Start analyzing the results after collecting data for at least 24 hours after setting GC options. If you are lucky, you will find the most suitable GC options for the system. If you are not, you should analyze the logs and check how the memory has been allocated. Then you need to find the optimum options for the system by changing the GC type/memory size.

5. If the result is satisfactory, apply the option to all servers and terminate GC tuning.

If the GC tuning result is satisfactory, apply the option to all the servers and terminate GC tuning.
In the following section, you will see the tasks to be done in each stage.

Monitoring GC Status and Analyzing Results

The best way to check the GC status of the Web Application Server (WAS) in operation is to use the jstat command. I have explained the jstat command in How To Monitor Java Garbage Collection, so I will describe the data to check in this article.
The following example shows a JVM for which GC tuning has not been done (however, it is not the operation server).

$ jstat -gcutil 21719 1s

S0    S1    E    O    P    YGC    YGCT    FGC    FGCT GCT

48.66 0.00 48.10 49.70 77.45 3428 172.623 3 59.050 231.673

48.66 0.00 48.10 49.70 77.45 3428 172.623 3 59.050 231.673

Here, check the values of YGC and YGCT. Divide YGCT by YGC. Then you get 0.050 seconds (50 ms). It means that it takes average 50 ms to execute GC in the Young area. With that result, you don't need to care about GC for the Young area.

• **Objective 1**:
Collect every line of the records that contains the string "float", copying each line in full.
The GC tuning passage and the records have no connection to each other.

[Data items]
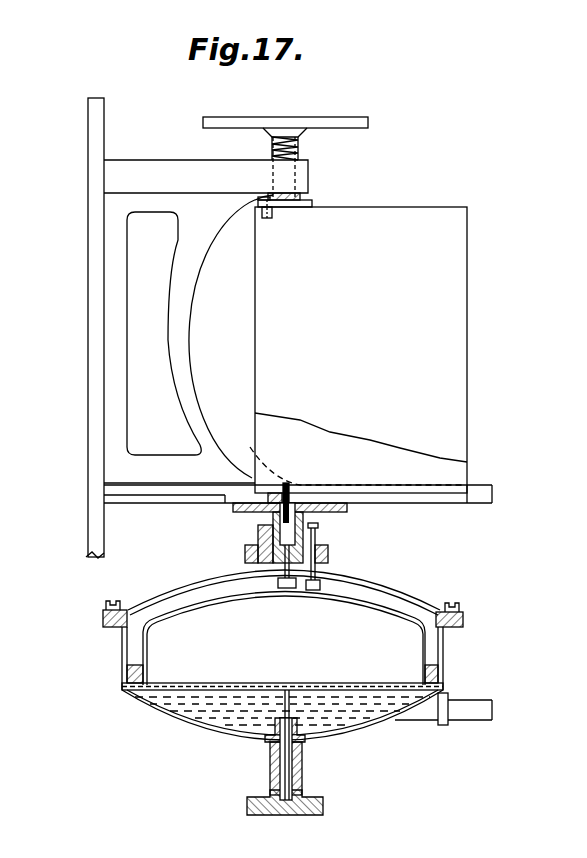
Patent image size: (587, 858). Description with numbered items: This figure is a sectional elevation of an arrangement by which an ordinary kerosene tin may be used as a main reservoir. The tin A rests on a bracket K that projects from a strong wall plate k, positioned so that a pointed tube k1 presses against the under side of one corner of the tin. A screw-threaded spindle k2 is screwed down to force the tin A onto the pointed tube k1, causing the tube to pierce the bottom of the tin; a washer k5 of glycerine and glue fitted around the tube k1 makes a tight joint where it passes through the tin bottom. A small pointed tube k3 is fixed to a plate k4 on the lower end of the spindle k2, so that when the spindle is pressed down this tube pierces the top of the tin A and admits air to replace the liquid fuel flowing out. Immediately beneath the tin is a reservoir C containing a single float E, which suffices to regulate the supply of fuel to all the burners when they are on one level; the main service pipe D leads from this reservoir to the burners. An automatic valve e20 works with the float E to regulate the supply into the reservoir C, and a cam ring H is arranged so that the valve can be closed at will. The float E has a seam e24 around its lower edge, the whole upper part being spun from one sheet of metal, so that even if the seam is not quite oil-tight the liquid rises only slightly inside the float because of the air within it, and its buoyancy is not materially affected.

The wall plate k is at (80, 352).
The pointed tube k1 is at (262, 488).
The screw-threaded spindle k2 is at (285, 158).
The small pointed tube k3 is at (262, 218).
The plate k4 is at (313, 207).
The washer k5 is at (290, 490).
The tin A is at (358, 350).
The bracket K is at (298, 506).
The automatic valve e20 is at (262, 535).
The cam ring H is at (318, 528).
The reservoir C is at (352, 580).
The float E is at (282, 639).
The seam e24 is at (144, 684).
The main service pipe D is at (466, 700).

• **Objective 2**:
From the GC tuning passage, extract the part that opens with the words containing "5. If the result" and closes with "the servers and terminate GC tuning.", copying it word for word.

• **Correct result 1**:
Patent image size: (587, 858). Description with numbered items: This figure is a sectional elevation of an arrangement by which an ordinary kerosene tin may be used as a main reservoir. The tin A rests on a bracket K that projects from a strong wall plate k, positioned so that a pointed tube k1 presses against the under side of one corner of the tin. A screw-threaded spindle k2 is screwed down to force the tin A onto the pointed tube k1, causing the tube to pierce the bottom of the tin; a washer k5 of glycerine and glue fitted around the tube k1 makes a tight joint where it passes through the tin bottom. A small pointed tube k3 is fixed to a plate k4 on the lower end of the spindle k2, so that when the spindle is pressed down this tube pierces the top of the tin A and admits air to replace the liquid fuel flowing out. Immediately beneath the tin is a reservoir C containing a single float E, which suffices to regulate the supply of fuel to all the burners when they are on one level; the main service pipe D leads from this reservoir to the burners. An automatic valve e20 works with the float E to regulate the supply into the reservoir C, and a cam ring H is arranged so that the valve can be closed at will. The float E has a seam e24 around its lower edge, the whole upper part being spun from one sheet of metal, so that even if the seam is not quite oil-tight the liquid rises only slightly inside the float because of the air within it, and its buoyancy is not materially affected.
The float E is at (282, 639).

• **Correct result 2**:
5. If the result is satisfactory, apply the option to all servers and terminate GC tuning.

If the GC tuning result is satisfactory, apply the option to all the servers and terminate GC tuning.